→ **Exercise set**
[1] From the game monetization text, write out the passage starting at "2/ The rate" and ending at "course, thoughts? Good/bad/weird/irrelevant?".
[2] Using the game monetization text, mark each statement yes or no and quote the words that decide it. (a) In Game of War, currency costs up to 80% less outside of the big events. (b) MMOs moved to a one-off fee model. (c) Inflation in Game of War runs at about 20% a year.
[3] According to the game monetization text, what was the earliest move into the money side of games as a service?

━━━ Document segment

Battlefront 2 has had a litany if executional errors in what they are trying to do. But I think that up front if you say “Ok we’re going to do Battlefront again but just better” that game doesn’t get made. If you add some additional revenue from micro transactions, and a long progression grind that means people are still playing when the DLC rolls around (and reduces second hand sales)... that’s a better business case. In a pitch, it de-risks some elements. The game players wanted to see would never have seen the light of day.
There’s a whole bunch of other underlying stuff there about how you are meant to, quarter by quarter, act in the interests of shareholders. Or how games are a hit driven business trying to be turned into a dependable industry. Or how expectations and costs are escalating year on year. But the tl;dr version is; fewer games are seen as viable without these models.
|# ¿ Nov 15, 2017 20:29|
People are bad at probabilities and odds. Even if you front face them in a game it will set weird expectations.
80% Chance to Hit? Can’t fail!
0.1% Chance to Drop? Might get lucky!
The job of the designer is to make it so people feel happy with the outcomes. If you understand people’s misunderstandings, you can be manipulative, but in a GOOD way.
Re: Game of War if you want the two most insidious things it does...
1/ The price of currency is up to 80% cheaper outside of the big events. Given that prolonged battles are basically “who had the biggest warchest”, this means that warring factions are basically silent bidding against each other. If you don’t spend more money than your opponent before the fight even starts, you’re going to be paying 5x the normal rate to make up the difference.
2/ The rate of inflation in the game is something like 20% a month. That means every offer is the best ever offer. It means all that stuff you invested in last month? It’s already lost value. There’s a new normal now. Even if you are paying, you can never stop because whatever you bought is redundant in no time at all.
|# ¿ Nov 20, 2017 21:10|
As well as exactly what the phrase "games as service" is intended to mean? [...] Is it a reference to more subscription-oriented (or other continuous-revenue) payment models, the idea of continuing development past the official release date, both, neither? And, of course, thoughts? Good/bad/weird/irrelevant?
GaaS is the idea that the product you launch is just the start, and that there will be a continued development of both features and content when the game is "Live" with some parallel revenue stream to support that. You could make the argument the revenue stream isn't important; outlier titles like Minecraft or Angry Birds both became insanely popular in part because they just kept adding features at the same fixed price. That improves the value for people who haven't hit the button yet, as well as giving them confidence that buying into it is an investment in future development too, but most importantly keeps veterans of the game playing it for months and years (and therefore evangelising it to others).
The earliest adventure into the money side of this was actually the DLC or Expansion Pack; selling you another chunk of content for a one off fee.
MMOs moved into a Subscription model; where "Pay to Play" funded the game continuing to be live and have live content for it.
I'm wary of steering the conversation into "costs are rising! we have to make more money!". However, the two things that are happening more and more as part of GaaS is that companies are trying to improve efficiency in two areas. Content Creation, and Willingness to Pay.

━━━━━━
━━━ Extracted records

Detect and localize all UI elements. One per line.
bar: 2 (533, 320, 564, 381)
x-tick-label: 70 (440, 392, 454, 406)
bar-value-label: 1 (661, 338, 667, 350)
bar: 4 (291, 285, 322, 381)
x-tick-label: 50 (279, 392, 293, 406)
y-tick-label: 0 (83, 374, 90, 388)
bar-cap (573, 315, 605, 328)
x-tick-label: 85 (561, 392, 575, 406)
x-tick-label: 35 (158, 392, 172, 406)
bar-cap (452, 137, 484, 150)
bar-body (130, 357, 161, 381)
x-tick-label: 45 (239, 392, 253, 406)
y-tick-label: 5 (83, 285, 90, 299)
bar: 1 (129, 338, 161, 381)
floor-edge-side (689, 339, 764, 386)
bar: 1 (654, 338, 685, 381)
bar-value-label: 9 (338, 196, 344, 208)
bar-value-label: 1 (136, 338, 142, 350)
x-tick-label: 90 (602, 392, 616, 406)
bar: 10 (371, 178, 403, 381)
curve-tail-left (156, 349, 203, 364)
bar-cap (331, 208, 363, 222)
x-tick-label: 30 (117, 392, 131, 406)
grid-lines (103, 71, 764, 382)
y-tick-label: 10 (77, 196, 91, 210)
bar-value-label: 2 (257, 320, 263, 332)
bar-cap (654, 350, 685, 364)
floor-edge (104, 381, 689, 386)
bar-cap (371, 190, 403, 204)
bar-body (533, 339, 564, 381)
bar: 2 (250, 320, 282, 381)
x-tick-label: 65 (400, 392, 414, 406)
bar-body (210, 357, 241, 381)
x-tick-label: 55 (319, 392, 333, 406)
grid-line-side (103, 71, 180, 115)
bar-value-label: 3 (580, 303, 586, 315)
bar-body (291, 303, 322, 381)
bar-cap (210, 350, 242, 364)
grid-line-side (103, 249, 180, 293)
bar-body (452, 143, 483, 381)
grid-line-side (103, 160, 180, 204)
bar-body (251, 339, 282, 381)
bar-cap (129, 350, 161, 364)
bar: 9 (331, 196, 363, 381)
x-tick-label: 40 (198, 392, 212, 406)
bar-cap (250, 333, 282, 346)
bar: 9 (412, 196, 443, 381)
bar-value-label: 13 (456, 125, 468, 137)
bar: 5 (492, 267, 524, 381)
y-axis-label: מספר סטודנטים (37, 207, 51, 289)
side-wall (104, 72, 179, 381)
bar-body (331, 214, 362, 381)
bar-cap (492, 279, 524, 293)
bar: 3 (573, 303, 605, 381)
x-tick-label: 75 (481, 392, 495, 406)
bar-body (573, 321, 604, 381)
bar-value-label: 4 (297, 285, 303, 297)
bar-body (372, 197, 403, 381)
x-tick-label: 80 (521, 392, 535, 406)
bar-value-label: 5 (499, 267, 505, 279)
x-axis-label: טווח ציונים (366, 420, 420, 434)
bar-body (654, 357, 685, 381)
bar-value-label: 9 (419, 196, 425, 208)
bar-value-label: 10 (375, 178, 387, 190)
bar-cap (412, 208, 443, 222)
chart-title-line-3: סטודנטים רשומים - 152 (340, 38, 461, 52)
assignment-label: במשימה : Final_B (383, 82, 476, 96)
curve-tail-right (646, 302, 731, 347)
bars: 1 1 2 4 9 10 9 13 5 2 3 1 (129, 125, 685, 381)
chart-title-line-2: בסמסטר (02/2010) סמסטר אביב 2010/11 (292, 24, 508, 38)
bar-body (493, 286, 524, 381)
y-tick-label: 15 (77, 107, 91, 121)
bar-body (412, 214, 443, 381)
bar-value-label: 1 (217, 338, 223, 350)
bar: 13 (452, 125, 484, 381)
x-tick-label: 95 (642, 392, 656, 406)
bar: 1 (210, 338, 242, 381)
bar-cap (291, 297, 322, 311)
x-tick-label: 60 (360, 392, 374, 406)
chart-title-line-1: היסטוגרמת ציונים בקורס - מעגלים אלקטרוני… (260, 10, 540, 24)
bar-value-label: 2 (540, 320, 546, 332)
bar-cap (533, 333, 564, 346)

━━━━━━

→ **Solutions by task**
[1]
2/ The rate of inflation in the game is something like 20% a month. That means every offer is the best ever offer. It means all that stuff you invested in last month? It’s already lost value. There’s a new normal now. Even if you are paying, you can never stop because whatever you bought is redundant in no time at all.
|# ¿ Nov 20, 2017 21:10|
As well as exactly what the phrase "games as service" is intended to mean? [...] Is it a reference to more subscription-oriented (or other continuous-revenue) payment models, the idea of continuing development past the official release date, both, neither? And, of course, thoughts? Good/bad/weird/irrelevant?

[2]
(a) Yes: "The price of currency is up to 80% cheaper outside of the big events."
(b) No: "MMOs moved into a Subscription model"
(c) No: "The rate of inflation in the game is something like 20% a month."

[3] The DLC or Expansion Pack, which sold another chunk of content for a one-off fee.